> **Set problem**
Your task is to extract every entry that follows word for word while excluding the pictures.

+++ Entries +++

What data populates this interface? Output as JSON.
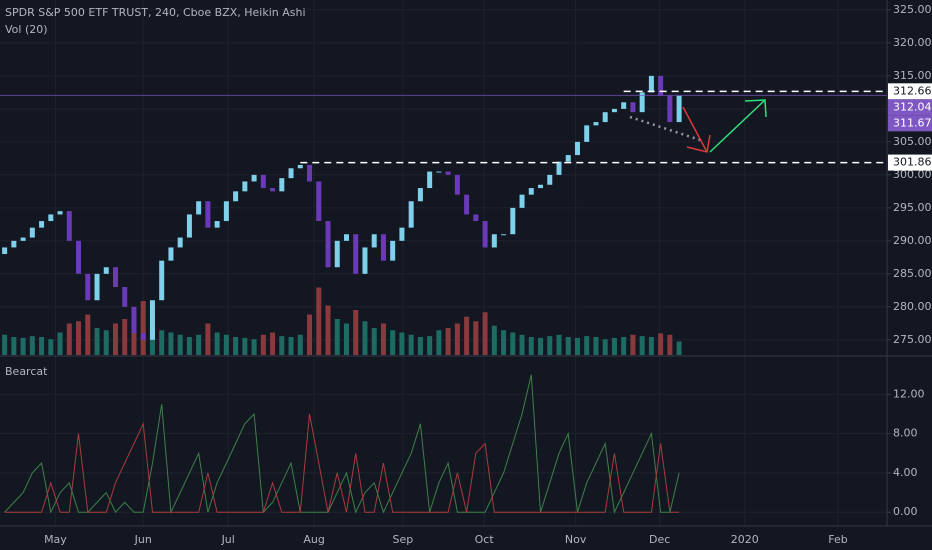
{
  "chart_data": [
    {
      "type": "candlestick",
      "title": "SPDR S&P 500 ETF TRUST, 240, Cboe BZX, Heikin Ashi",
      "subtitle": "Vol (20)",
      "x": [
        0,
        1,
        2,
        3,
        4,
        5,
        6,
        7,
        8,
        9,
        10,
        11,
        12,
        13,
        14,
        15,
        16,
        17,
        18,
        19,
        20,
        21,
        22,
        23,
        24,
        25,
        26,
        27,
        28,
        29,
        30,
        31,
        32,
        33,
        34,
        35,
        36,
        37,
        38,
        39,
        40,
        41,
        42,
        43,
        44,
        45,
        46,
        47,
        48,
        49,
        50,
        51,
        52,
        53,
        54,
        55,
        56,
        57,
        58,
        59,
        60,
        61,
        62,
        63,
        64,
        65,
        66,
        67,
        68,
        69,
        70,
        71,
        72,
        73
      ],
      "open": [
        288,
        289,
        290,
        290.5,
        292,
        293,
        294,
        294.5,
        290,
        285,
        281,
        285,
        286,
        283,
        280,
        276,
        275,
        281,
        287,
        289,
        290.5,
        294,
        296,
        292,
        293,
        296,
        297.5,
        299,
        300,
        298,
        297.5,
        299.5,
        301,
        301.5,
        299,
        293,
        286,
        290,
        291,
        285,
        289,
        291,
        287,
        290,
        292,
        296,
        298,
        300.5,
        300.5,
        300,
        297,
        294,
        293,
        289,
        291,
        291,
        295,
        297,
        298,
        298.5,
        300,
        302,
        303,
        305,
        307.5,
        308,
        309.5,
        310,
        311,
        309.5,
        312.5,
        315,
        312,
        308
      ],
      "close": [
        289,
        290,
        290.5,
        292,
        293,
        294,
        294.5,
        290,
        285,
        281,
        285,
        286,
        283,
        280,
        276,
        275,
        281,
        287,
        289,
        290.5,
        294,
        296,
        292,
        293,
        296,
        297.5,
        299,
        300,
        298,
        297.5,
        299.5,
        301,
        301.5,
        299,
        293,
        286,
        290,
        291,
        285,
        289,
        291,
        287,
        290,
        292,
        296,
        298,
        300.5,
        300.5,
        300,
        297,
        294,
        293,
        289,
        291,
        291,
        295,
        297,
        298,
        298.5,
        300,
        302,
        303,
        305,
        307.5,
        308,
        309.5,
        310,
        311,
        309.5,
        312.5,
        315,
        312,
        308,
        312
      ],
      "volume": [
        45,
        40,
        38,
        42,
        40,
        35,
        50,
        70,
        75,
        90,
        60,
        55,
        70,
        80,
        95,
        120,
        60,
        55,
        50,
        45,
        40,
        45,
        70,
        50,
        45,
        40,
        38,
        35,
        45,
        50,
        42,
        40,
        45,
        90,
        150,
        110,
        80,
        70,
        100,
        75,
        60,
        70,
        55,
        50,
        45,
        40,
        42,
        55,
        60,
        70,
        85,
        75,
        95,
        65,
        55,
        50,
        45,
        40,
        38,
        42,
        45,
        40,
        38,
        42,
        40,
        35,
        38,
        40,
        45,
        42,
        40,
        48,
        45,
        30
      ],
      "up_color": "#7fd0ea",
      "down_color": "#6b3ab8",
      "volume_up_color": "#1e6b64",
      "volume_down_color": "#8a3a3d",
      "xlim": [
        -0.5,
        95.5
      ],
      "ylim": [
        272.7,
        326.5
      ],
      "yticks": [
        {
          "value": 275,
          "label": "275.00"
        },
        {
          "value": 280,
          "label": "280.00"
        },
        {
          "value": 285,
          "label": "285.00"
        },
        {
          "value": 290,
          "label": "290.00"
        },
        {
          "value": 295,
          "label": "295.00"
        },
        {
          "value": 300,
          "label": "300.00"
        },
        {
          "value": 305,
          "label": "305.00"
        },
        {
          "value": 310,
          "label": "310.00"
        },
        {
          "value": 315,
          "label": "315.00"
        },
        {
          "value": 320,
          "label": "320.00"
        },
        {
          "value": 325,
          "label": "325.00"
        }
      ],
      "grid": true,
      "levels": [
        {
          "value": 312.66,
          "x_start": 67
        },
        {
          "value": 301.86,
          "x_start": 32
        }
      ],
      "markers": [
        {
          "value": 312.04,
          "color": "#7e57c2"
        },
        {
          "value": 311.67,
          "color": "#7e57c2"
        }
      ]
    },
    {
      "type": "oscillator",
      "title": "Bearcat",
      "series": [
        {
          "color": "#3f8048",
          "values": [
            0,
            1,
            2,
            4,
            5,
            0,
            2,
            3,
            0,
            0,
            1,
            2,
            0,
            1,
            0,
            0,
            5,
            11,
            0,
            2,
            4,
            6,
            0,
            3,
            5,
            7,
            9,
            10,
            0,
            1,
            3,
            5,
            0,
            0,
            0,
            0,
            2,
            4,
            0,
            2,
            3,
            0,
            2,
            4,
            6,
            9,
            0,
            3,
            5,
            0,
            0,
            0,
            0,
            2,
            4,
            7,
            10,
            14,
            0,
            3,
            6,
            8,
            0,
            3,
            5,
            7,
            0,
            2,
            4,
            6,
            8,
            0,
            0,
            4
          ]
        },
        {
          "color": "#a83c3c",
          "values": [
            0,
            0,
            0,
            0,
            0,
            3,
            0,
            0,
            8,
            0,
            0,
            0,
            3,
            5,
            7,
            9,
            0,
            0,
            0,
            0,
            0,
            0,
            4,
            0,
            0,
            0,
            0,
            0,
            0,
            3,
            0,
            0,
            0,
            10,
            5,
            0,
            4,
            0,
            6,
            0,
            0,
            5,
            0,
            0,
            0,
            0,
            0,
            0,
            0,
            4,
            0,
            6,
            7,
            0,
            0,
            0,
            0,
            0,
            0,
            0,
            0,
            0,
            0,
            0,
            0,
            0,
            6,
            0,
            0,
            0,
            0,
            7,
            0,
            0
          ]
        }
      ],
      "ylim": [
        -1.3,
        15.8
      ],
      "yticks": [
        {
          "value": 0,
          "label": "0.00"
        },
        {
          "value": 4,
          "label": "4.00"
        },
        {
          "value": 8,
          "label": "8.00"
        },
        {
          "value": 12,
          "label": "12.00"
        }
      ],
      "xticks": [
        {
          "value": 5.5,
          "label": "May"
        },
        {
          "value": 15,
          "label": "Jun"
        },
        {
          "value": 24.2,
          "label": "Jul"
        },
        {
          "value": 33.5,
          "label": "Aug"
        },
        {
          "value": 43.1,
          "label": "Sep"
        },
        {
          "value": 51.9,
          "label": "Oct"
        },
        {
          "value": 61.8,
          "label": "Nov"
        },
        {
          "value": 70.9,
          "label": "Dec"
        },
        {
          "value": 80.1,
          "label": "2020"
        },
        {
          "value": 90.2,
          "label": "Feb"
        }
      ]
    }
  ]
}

+++

> **Answer in full**
What data populates this interface? Output as JSON.
{
  "chart_data": [
    {
      "type": "candlestick",
      "title": "SPDR S&P 500 ETF TRUST, 240, Cboe BZX, Heikin Ashi",
      "subtitle": "Vol (20)",
      "x": [
        0,
        1,
        2,
        3,
        4,
        5,
        6,
        7,
        8,
        9,
        10,
        11,
        12,
        13,
        14,
        15,
        16,
        17,
        18,
        19,
        20,
        21,
        22,
        23,
        24,
        25,
        26,
        27,
        28,
        29,
        30,
        31,
        32,
        33,
        34,
        35,
        36,
        37,
        38,
        39,
        40,
        41,
        42,
        43,
        44,
        45,
        46,
        47,
        48,
        49,
        50,
        51,
        52,
        53,
        54,
        55,
        56,
        57,
        58,
        59,
        60,
        61,
        62,
        63,
        64,
        65,
        66,
        67,
        68,
        69,
        70,
        71,
        72,
        73
      ],
      "open": [
        288,
        289,
        290,
        290.5,
        292,
        293,
        294,
        294.5,
        290,
        285,
        281,
        285,
        286,
        283,
        280,
        276,
        275,
        281,
        287,
        289,
        290.5,
        294,
        296,
        292,
        293,
        296,
        297.5,
        299,
        300,
        298,
        297.5,
        299.5,
        301,
        301.5,
        299,
        293,
        286,
        290,
        291,
        285,
        289,
        291,
        287,
        290,
        292,
        296,
        298,
        300.5,
        300.5,
        300,
        297,
        294,
        293,
        289,
        291,
        291,
        295,
        297,
        298,
        298.5,
        300,
        302,
        303,
        305,
        307.5,
        308,
        309.5,
        310,
        311,
        309.5,
        312.5,
        315,
        312,
        308
      ],
      "close": [
        289,
        290,
        290.5,
        292,
        293,
        294,
        294.5,
        290,
        285,
        281,
        285,
        286,
        283,
        280,
        276,
        275,
        281,
        287,
        289,
        290.5,
        294,
        296,
        292,
        293,
        296,
        297.5,
        299,
        300,
        298,
        297.5,
        299.5,
        301,
        301.5,
        299,
        293,
        286,
        290,
        291,
        285,
        289,
        291,
        287,
        290,
        292,
        296,
        298,
        300.5,
        300.5,
        300,
        297,
        294,
        293,
        289,
        291,
        291,
        295,
        297,
        298,
        298.5,
        300,
        302,
        303,
        305,
        307.5,
        308,
        309.5,
        310,
        311,
        309.5,
        312.5,
        315,
        312,
        308,
        312
      ],
      "volume": [
        45,
        40,
        38,
        42,
        40,
        35,
        50,
        70,
        75,
        90,
        60,
        55,
        70,
        80,
        95,
        120,
        60,
        55,
        50,
        45,
        40,
        45,
        70,
        50,
        45,
        40,
        38,
        35,
        45,
        50,
        42,
        40,
        45,
        90,
        150,
        110,
        80,
        70,
        100,
        75,
        60,
        70,
        55,
        50,
        45,
        40,
        42,
        55,
        60,
        70,
        85,
        75,
        95,
        65,
        55,
        50,
        45,
        40,
        38,
        42,
        45,
        40,
        38,
        42,
        40,
        35,
        38,
        40,
        45,
        42,
        40,
        48,
        45,
        30
      ],
      "up_color": "#7fd0ea",
      "down_color": "#6b3ab8",
      "volume_up_color": "#1e6b64",
      "volume_down_color": "#8a3a3d",
      "xlim": [
        -0.5,
        95.5
      ],
      "ylim": [
        272.7,
        326.5
      ],
      "yticks": [
        {
          "value": 275,
          "label": "275.00"
        },
        {
          "value": 280,
          "label": "280.00"
        },
        {
          "value": 285,
          "label": "285.00"
        },
        {
          "value": 290,
          "label": "290.00"
        },
        {
          "value": 295,
          "label": "295.00"
        },
        {
          "value": 300,
          "label": "300.00"
        },
        {
          "value": 305,
          "label": "305.00"
        },
        {
          "value": 310,
          "label": "310.00"
        },
        {
          "value": 315,
          "label": "315.00"
        },
        {
          "value": 320,
          "label": "320.00"
        },
        {
          "value": 325,
          "label": "325.00"
        }
      ],
      "grid": true,
      "levels": [
        {
          "value": 312.66,
          "x_start": 67
        },
        {
          "value": 301.86,
          "x_start": 32
        }
      ],
      "markers": [
        {
          "value": 312.04,
          "color": "#7e57c2"
        },
        {
          "value": 311.67,
          "color": "#7e57c2"
        }
      ]
    },
    {
      "type": "oscillator",
      "title": "Bearcat",
      "series": [
        {
          "color": "#3f8048",
          "values": [
            0,
            1,
            2,
            4,
            5,
            0,
            2,
            3,
            0,
            0,
            1,
            2,
            0,
            1,
            0,
            0,
            5,
            11,
            0,
            2,
            4,
            6,
            0,
            3,
            5,
            7,
            9,
            10,
            0,
            1,
            3,
            5,
            0,
            0,
            0,
            0,
            2,
            4,
            0,
            2,
            3,
            0,
            2,
            4,
            6,
            9,
            0,
            3,
            5,
            0,
            0,
            0,
            0,
            2,
            4,
            7,
            10,
            14,
            0,
            3,
            6,
            8,
            0,
            3,
            5,
            7,
            0,
            2,
            4,
            6,
            8,
            0,
            0,
            4
          ]
        },
        {
          "color": "#a83c3c",
          "values": [
            0,
            0,
            0,
            0,
            0,
            3,
            0,
            0,
            8,
            0,
            0,
            0,
            3,
            5,
            7,
            9,
            0,
            0,
            0,
            0,
            0,
            0,
            4,
            0,
            0,
            0,
            0,
            0,
            0,
            3,
            0,
            0,
            0,
            10,
            5,
            0,
            4,
            0,
            6,
            0,
            0,
            5,
            0,
            0,
            0,
            0,
            0,
            0,
            0,
            4,
            0,
            6,
            7,
            0,
            0,
            0,
            0,
            0,
            0,
            0,
            0,
            0,
            0,
            0,
            0,
            0,
            6,
            0,
            0,
            0,
            0,
            7,
            0,
            0
          ]
        }
      ],
      "ylim": [
        -1.3,
        15.8
      ],
      "yticks": [
        {
          "value": 0,
          "label": "0.00"
        },
        {
          "value": 4,
          "label": "4.00"
        },
        {
          "value": 8,
          "label": "8.00"
        },
        {
          "value": 12,
          "label": "12.00"
        }
      ],
      "xticks": [
        {
          "value": 5.5,
          "label": "May"
        },
        {
          "value": 15,
          "label": "Jun"
        },
        {
          "value": 24.2,
          "label": "Jul"
        },
        {
          "value": 33.5,
          "label": "Aug"
        },
        {
          "value": 43.1,
          "label": "Sep"
        },
        {
          "value": 51.9,
          "label": "Oct"
        },
        {
          "value": 61.8,
          "label": "Nov"
        },
        {
          "value": 70.9,
          "label": "Dec"
        },
        {
          "value": 80.1,
          "label": "2020"
        },
        {
          "value": 90.2,
          "label": "Feb"
        }
      ]
    }
  ]
}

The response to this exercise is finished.